> **What the task asks**
Find the lines holding the word "Rüdel" and collect them.

> **Data for the task**
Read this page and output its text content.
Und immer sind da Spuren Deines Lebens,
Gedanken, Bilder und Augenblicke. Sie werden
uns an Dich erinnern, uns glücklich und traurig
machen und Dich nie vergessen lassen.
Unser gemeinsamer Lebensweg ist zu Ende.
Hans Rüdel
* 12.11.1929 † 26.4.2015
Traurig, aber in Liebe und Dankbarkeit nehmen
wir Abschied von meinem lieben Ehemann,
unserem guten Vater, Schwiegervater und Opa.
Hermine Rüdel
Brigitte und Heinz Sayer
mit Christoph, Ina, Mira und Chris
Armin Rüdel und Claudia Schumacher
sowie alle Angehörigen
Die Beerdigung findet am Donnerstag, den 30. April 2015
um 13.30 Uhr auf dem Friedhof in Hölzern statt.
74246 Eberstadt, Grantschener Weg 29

==

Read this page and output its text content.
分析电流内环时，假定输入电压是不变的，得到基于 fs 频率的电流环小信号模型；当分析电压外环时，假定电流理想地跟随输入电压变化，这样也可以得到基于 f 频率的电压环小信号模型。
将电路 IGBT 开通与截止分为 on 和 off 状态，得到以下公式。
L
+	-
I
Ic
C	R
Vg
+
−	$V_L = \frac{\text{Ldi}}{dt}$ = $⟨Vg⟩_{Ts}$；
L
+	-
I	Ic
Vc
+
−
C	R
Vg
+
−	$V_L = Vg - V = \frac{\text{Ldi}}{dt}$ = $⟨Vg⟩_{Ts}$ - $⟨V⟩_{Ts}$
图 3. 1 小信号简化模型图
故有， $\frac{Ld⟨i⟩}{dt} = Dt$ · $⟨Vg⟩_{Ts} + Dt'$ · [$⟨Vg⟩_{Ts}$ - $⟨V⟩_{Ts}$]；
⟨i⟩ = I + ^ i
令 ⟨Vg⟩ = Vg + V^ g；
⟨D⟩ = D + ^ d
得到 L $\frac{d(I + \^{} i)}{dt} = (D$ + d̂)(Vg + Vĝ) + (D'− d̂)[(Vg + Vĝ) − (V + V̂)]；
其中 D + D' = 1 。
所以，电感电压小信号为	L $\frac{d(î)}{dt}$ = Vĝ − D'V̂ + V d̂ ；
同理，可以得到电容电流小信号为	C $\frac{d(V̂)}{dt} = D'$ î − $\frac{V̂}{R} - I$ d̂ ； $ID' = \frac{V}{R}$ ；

> **Answer to the task**
Hans Rüdel
Hermine Rüdel
Armin Rüdel und Claudia Schumacher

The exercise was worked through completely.